• **Aim of the task**: Give the number of lines holding the string "الدائم", and nothing else.

• **Available data**:
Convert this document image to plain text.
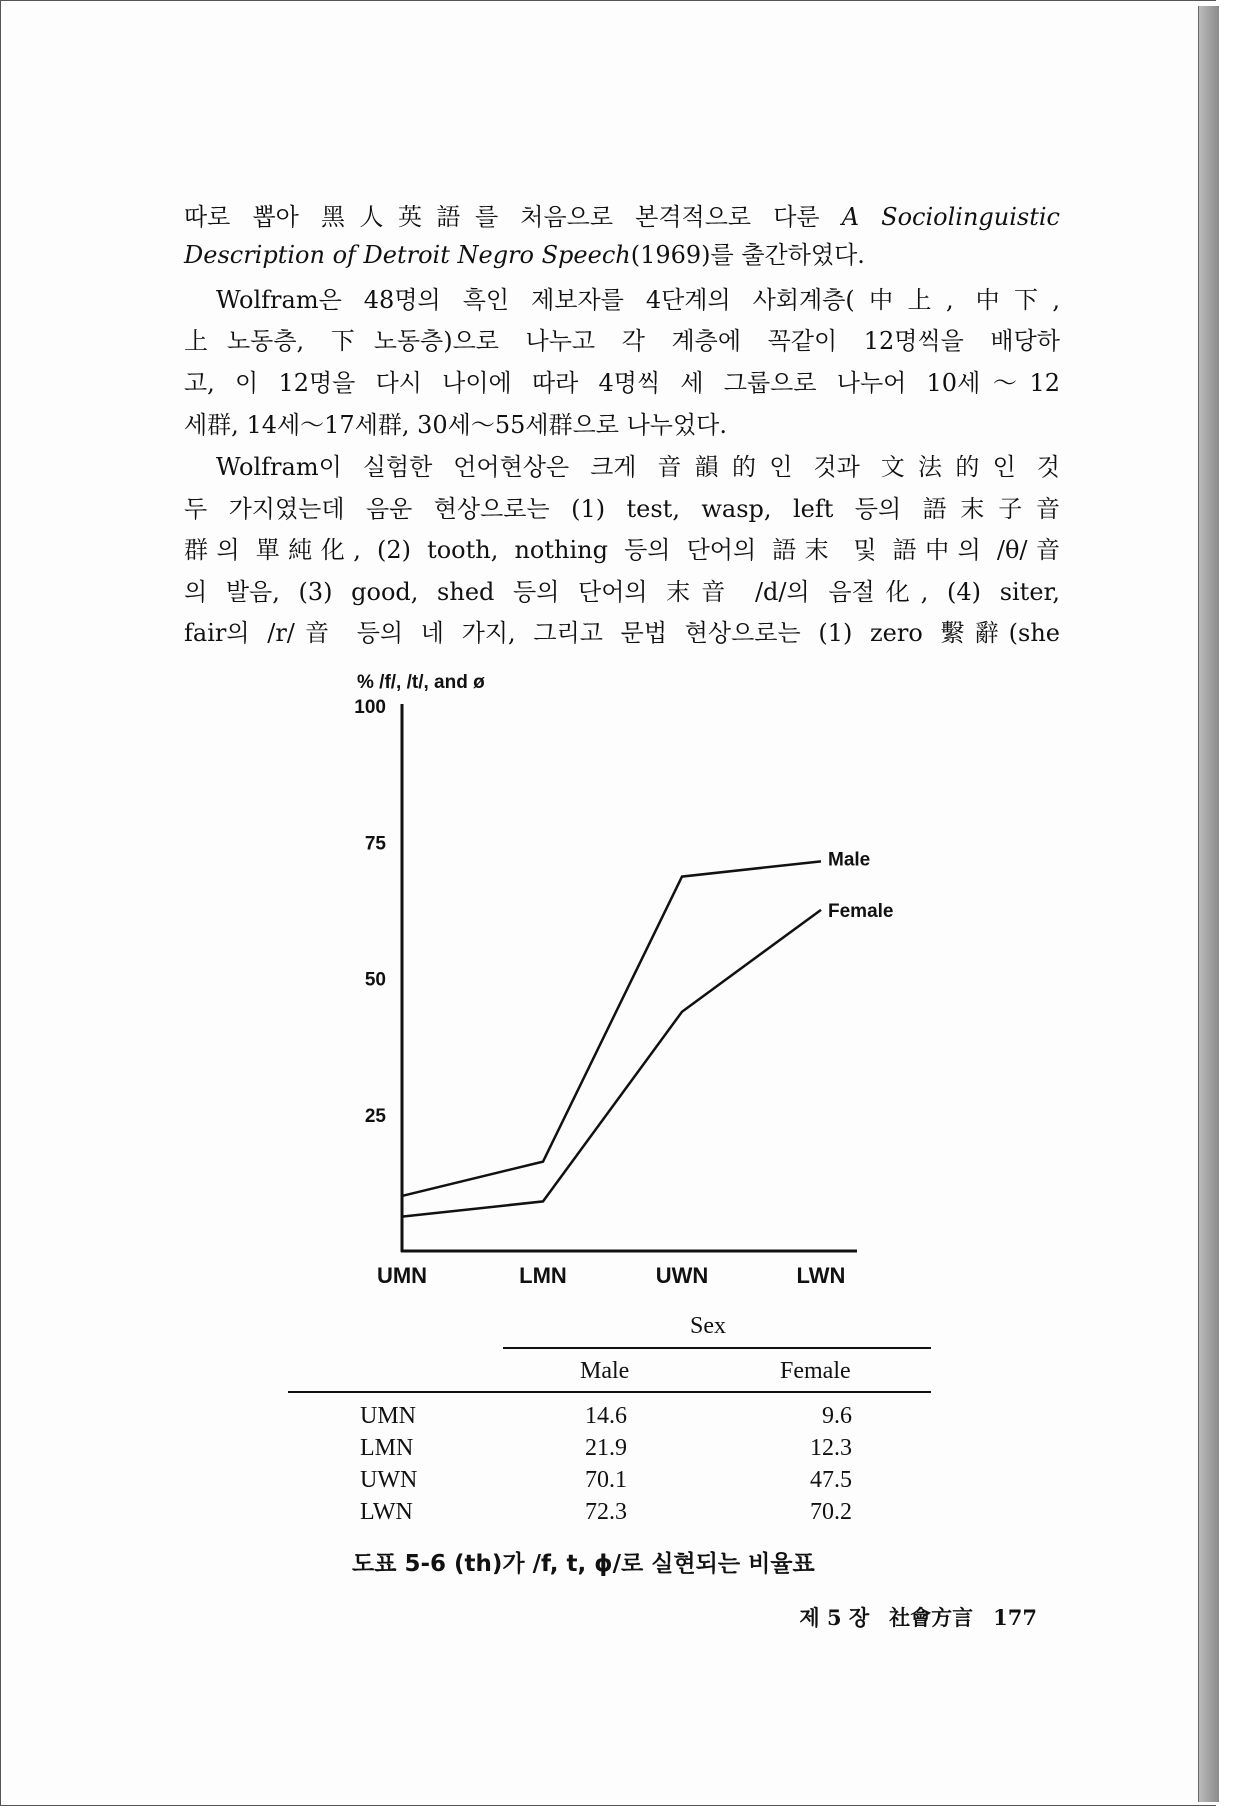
따로 뽑아 黑人英語를 처음으로 본격적으로 다룬 A Sociolinguistic
Description of Detroit Negro Speech(1969)를 출간하였다.
Wolfram은 48명의 흑인 제보자를 4단계의 사회계층(中上, 中下,
上노동층, 下노동층)으로 나누고 각 계층에 꼭같이 12명씩을 배당하
고, 이 12명을 다시 나이에 따라 4명씩 세 그룹으로 나누어 10세～12
세群, 14세～17세群, 30세～55세群으로 나누었다.
Wolfram이 실험한 언어현상은 크게 音韻的인 것과 文法的인 것
두 가지였는데 음운 현상으로는 (1) test, wasp, left 등의 語末子音
群의 單純化, (2) tooth, nothing 등의 단어의 語末 및 語中의 /θ/音
의 발음, (3) good, shed 등의 단어의 末音 /d/의 음절化, (4) siter,
fair의 /r/音 등의 네 가지, 그리고 문법 현상으로는 (1) zero 繫辭(she
% /f/, /t/, and ø
100
75
50
25
UMN	LMN	UWN	LWN
Male
Female
Sex
Male	Female
UMN	14.6	9.6
LMN	21.9	12.3
UWN	70.1	47.5
LWN	72.3	70.2
도표 5-6 (th)가 /f, t, ϕ/로 실현되는 비율표
제 5 장 社會方言 177
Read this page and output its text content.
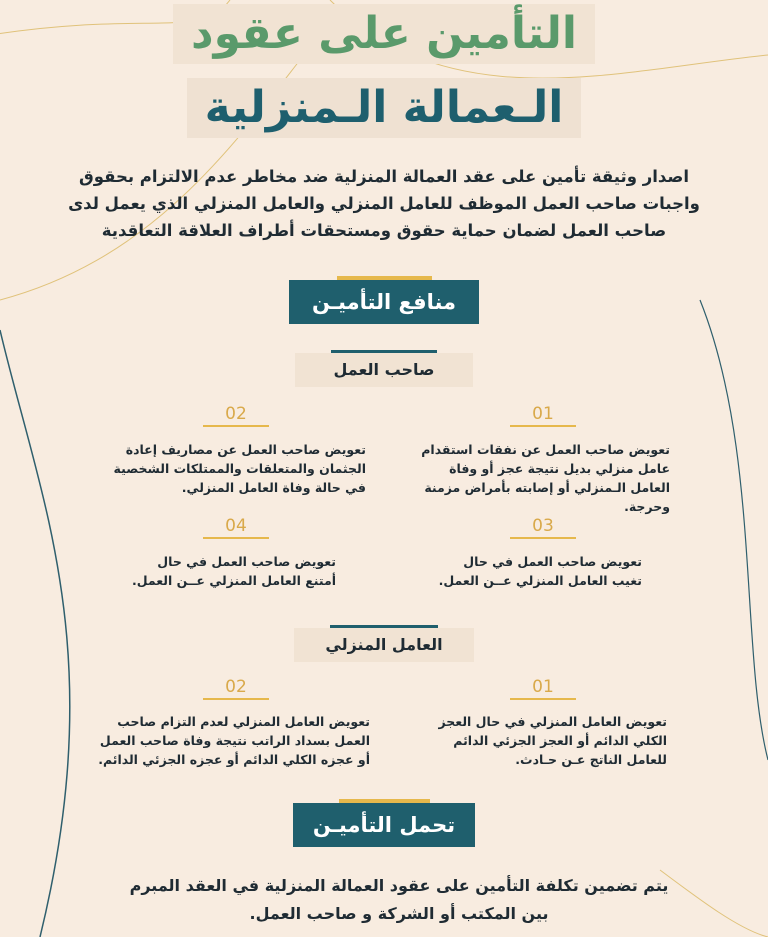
التأمين على عقود
الـعمالة الـمنزلية
اصدار وثيقة تأمين على عقد العمالة المنزلية ضد مخاطر عدم الالتزام بحقوق واجبات صاحب العمل الموظف للعامل المنزلي والعامل المنزلي الذي يعمل لدى صاحب العمل لضمان حماية حقوق ومستحقات أطراف العلاقة التعاقدية
منافع التأميـن
صاحب العمل
01
تعويض صاحب العمل عن نفقات استقدام عامل منزلي بديل نتيجة عجز أو وفاة العامل الـمنزلي أو إصابته بأمراض مزمنة وحرجة.
02
تعويض صاحب العمل عن مصاريف إعادة الجثمان والمتعلقات والممتلكات الشخصية في حالة وفاة العامل المنزلي.
03
تعويض صاحب العمل في حال تغيب العامل المنزلي عــن العمل.
04
تعويض صاحب العمل في حال أمتنع العامل المنزلي عــن العمل.
العامل المنزلي
01
تعويض العامل المنزلي في حال العجز الكلي الدائم أو العجز الجزئي الدائم للعامل الناتج عـن حـادث.
02
تعويض العامل المنزلي لعدم التزام صاحب العمل بسداد الراتب نتيجة وفاة صاحب العمل أو عجزه الكلي الدائم أو عجزه الجزئي الدائم.
تحمل التأميـن
يتم تضمين تكلفة التأمين على عقود العمالة المنزلية في العقد المبرم بين المكتب أو الشركة و صاحب العمل.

• **Response to this exercise**: 2